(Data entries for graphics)
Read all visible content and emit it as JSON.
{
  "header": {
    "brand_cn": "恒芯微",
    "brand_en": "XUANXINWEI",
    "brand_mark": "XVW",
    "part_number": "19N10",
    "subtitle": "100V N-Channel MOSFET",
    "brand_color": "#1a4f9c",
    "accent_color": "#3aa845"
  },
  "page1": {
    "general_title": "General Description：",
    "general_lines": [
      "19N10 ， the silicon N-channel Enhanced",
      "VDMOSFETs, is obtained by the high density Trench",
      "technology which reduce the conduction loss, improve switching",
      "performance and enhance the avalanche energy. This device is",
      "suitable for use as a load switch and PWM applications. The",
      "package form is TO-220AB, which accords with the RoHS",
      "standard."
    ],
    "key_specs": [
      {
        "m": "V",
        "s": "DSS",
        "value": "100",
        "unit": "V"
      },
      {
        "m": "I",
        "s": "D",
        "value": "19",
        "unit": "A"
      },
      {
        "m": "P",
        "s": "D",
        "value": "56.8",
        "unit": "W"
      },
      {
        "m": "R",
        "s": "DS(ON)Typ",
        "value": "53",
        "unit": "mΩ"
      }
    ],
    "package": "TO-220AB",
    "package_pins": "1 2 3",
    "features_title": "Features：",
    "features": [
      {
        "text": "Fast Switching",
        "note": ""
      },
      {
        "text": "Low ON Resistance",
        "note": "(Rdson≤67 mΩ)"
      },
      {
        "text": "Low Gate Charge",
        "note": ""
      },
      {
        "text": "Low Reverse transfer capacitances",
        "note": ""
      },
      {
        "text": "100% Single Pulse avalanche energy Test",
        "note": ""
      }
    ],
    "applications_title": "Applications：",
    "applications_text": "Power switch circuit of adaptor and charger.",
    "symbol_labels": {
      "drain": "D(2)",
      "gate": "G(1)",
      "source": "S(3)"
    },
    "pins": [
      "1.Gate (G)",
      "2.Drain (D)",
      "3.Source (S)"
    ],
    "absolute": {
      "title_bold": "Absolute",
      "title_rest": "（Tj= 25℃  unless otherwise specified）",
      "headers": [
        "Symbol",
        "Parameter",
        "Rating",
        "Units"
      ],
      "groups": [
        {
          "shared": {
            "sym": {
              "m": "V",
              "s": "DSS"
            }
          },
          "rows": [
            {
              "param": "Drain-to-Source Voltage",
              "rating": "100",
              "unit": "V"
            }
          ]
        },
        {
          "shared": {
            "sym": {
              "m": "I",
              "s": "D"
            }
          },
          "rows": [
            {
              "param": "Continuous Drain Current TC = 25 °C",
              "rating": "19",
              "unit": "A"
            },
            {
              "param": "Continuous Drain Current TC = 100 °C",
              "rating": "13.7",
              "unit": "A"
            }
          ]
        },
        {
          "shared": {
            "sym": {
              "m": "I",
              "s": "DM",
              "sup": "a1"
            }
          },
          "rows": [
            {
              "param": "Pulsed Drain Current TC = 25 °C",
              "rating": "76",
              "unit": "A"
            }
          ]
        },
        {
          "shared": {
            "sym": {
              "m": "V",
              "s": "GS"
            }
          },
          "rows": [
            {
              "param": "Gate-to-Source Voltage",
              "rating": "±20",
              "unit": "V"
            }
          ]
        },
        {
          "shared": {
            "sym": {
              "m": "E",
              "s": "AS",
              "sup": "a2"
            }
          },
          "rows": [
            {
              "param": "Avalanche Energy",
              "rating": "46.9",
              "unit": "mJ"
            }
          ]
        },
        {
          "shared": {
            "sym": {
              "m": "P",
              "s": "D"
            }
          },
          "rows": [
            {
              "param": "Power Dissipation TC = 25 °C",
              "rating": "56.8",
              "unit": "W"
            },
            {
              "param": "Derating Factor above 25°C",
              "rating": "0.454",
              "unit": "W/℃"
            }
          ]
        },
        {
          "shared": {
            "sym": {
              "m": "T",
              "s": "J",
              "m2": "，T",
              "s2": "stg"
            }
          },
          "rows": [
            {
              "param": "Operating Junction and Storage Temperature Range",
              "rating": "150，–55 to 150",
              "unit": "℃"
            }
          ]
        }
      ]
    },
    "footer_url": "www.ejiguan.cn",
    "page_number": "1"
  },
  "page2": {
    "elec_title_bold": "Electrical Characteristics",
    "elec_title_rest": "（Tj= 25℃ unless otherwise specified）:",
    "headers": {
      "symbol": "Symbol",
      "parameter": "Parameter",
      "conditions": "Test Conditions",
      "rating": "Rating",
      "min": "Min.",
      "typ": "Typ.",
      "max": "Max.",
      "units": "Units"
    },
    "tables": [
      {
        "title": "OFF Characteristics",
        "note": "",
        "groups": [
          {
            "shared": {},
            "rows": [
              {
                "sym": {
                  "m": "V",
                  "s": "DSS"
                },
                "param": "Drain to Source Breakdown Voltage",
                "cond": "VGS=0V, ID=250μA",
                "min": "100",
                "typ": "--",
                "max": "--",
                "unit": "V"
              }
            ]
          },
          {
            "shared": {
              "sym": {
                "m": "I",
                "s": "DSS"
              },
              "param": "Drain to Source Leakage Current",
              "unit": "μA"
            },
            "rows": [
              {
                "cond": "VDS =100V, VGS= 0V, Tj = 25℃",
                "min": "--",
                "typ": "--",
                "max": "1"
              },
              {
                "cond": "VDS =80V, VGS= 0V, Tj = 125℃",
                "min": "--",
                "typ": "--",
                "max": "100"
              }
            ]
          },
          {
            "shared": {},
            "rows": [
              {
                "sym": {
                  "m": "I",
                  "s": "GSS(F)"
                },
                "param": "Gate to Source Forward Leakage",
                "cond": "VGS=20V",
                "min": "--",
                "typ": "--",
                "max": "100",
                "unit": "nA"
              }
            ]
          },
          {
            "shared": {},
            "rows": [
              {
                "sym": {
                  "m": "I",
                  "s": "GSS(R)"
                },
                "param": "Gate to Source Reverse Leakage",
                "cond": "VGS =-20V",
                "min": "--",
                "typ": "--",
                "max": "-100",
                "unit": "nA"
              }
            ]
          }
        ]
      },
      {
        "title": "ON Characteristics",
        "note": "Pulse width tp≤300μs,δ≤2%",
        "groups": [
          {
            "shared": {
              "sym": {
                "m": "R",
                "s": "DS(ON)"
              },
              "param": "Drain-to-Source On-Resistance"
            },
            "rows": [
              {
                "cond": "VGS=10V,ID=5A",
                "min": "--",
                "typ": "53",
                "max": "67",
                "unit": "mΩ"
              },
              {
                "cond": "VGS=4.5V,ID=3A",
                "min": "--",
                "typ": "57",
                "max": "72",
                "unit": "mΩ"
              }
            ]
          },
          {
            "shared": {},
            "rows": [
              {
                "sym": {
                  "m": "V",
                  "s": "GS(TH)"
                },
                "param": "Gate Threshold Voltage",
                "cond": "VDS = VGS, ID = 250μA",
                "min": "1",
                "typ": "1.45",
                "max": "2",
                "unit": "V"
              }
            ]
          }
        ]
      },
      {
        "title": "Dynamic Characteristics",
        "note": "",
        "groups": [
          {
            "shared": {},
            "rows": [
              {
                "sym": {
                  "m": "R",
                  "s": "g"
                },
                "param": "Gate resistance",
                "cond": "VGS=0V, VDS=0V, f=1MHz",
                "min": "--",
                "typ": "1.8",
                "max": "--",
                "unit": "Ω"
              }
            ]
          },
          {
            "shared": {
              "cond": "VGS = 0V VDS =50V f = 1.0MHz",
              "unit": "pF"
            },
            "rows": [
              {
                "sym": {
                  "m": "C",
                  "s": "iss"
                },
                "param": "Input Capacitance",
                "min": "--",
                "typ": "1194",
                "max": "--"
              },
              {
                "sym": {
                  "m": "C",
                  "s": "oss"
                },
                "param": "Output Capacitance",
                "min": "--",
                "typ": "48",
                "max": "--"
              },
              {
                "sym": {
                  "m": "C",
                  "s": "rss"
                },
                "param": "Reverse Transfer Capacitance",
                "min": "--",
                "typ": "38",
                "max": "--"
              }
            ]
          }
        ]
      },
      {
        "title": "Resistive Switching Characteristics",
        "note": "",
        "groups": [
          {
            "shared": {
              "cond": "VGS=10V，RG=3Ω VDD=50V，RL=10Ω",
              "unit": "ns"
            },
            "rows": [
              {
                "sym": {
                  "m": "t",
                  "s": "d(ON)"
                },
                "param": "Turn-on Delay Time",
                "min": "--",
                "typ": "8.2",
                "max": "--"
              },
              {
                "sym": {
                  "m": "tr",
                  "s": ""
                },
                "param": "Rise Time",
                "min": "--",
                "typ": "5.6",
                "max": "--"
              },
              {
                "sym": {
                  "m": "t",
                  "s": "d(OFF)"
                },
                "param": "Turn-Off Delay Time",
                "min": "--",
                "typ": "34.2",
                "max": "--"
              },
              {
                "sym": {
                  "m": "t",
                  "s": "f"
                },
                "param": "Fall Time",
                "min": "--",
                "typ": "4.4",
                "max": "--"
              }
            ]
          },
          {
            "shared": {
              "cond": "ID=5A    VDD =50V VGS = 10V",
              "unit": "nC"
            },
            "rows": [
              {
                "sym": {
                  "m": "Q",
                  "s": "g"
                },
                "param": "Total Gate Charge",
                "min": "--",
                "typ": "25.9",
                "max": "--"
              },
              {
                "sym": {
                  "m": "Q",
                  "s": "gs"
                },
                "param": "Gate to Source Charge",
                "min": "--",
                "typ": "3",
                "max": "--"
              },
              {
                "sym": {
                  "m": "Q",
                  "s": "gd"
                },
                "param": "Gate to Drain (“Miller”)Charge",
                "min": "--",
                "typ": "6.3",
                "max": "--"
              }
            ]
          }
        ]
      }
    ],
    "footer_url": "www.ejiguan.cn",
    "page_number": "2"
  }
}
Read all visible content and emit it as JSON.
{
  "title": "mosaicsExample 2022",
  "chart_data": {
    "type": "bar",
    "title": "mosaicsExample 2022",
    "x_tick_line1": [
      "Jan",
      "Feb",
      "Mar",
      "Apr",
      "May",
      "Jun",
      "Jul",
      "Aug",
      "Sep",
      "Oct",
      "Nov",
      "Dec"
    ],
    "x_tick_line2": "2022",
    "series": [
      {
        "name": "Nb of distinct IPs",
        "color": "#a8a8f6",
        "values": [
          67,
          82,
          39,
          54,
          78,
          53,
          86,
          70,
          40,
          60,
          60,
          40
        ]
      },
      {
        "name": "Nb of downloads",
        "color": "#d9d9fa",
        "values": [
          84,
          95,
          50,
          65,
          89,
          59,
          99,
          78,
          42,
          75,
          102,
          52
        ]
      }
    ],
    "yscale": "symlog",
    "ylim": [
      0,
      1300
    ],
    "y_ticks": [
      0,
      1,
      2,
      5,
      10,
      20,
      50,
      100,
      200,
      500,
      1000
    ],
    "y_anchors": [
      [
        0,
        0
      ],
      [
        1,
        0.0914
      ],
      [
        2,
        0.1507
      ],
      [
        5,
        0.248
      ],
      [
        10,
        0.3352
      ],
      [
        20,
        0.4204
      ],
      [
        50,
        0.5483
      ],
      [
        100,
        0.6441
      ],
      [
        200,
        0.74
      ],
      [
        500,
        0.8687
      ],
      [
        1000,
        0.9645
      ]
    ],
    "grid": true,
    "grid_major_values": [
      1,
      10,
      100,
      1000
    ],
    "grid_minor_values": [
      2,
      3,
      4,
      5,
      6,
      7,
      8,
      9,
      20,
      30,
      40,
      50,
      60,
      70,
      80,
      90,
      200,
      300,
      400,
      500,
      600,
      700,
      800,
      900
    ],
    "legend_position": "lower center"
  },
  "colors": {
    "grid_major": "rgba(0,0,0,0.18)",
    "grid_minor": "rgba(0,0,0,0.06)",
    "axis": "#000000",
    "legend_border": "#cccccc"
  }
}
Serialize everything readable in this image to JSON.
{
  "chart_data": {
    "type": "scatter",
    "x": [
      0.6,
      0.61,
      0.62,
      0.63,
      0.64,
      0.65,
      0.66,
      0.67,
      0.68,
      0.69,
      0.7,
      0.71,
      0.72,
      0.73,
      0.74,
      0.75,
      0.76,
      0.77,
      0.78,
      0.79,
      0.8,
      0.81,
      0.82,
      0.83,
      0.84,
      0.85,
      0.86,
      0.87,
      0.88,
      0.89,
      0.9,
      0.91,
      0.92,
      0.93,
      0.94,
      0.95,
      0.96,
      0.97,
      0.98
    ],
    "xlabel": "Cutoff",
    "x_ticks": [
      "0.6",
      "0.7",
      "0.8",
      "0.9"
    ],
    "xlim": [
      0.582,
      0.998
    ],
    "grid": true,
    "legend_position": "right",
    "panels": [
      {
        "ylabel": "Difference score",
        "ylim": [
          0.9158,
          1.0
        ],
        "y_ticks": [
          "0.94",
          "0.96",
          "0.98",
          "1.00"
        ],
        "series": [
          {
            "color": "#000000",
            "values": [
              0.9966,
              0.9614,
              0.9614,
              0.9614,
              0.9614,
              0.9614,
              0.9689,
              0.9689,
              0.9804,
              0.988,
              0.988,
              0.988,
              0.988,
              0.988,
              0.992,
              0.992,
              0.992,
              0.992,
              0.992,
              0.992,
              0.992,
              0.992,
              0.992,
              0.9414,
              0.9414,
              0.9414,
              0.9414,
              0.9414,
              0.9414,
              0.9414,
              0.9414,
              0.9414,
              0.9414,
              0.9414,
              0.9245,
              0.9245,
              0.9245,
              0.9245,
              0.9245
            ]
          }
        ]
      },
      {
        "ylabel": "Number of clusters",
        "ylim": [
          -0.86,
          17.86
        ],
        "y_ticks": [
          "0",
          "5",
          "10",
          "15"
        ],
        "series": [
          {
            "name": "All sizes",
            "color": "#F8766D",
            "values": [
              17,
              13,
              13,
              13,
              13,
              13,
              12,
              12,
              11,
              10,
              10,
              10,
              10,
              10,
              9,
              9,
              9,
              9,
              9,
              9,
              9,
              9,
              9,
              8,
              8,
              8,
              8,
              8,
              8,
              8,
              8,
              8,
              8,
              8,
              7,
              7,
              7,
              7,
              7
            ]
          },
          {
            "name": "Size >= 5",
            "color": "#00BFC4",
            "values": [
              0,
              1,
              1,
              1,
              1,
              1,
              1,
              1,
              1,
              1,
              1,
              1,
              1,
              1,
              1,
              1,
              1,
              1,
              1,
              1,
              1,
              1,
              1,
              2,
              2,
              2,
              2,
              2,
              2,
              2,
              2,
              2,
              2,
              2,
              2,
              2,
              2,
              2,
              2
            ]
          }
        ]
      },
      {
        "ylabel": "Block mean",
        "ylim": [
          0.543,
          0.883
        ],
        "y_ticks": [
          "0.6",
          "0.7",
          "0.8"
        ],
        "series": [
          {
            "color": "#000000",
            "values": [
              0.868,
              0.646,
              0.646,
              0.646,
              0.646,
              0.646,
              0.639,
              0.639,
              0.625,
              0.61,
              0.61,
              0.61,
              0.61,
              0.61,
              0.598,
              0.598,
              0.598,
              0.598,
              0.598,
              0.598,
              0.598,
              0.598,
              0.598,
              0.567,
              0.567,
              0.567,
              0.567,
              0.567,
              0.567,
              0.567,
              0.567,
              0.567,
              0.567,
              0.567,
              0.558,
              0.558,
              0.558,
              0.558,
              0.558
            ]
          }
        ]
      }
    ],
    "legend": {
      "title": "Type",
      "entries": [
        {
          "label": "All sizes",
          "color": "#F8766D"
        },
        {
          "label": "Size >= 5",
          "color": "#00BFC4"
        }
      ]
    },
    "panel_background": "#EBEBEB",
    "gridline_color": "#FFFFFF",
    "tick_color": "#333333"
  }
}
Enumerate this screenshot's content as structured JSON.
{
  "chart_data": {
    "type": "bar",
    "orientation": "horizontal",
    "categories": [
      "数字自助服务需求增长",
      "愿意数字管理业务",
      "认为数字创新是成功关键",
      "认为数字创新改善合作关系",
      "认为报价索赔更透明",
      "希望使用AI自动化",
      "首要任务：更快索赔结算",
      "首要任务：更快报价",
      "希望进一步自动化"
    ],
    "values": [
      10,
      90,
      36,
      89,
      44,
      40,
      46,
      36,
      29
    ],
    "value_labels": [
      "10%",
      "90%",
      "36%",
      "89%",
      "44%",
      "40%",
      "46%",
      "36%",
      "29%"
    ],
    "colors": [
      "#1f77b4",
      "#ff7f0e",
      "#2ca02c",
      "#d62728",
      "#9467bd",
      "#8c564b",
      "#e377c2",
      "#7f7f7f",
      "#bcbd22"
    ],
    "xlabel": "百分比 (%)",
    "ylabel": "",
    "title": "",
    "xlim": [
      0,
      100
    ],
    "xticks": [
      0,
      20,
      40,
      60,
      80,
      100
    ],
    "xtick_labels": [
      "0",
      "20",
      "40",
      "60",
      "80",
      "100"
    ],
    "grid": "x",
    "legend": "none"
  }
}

What you should do.
All lines from the one containing "Enumerate this screenshot's" through the end of the records, both ends included, are to be quoted exactly; please add nothing else.

Correct output.
Enumerate this screenshot's content as structured JSON.
{
  "chart_data": {
    "type": "bar",
    "orientation": "horizontal",
    "categories": [
      "数字自助服务需求增长",
      "愿意数字管理业务",
      "认为数字创新是成功关键",
      "认为数字创新改善合作关系",
      "认为报价索赔更透明",
      "希望使用AI自动化",
      "首要任务：更快索赔结算",
      "首要任务：更快报价",
      "希望进一步自动化"
    ],
    "values": [
      10,
      90,
      36,
      89,
      44,
      40,
      46,
      36,
      29
    ],
    "value_labels": [
      "10%",
      "90%",
      "36%",
      "89%",
      "44%",
      "40%",
      "46%",
      "36%",
      "29%"
    ],
    "colors": [
      "#1f77b4",
      "#ff7f0e",
      "#2ca02c",
      "#d62728",
      "#9467bd",
      "#8c564b",
      "#e377c2",
      "#7f7f7f",
      "#bcbd22"
    ],
    "xlabel": "百分比 (%)",
    "ylabel": "",
    "title": "",
    "xlim": [
      0,
      100
    ],
    "xticks": [
      0,
      20,
      40,
      60,
      80,
      100
    ],
    "xtick_labels": [
      "0",
      "20",
      "40",
      "60",
      "80",
      "100"
    ],
    "grid": "x",
    "legend": "none"
  }
}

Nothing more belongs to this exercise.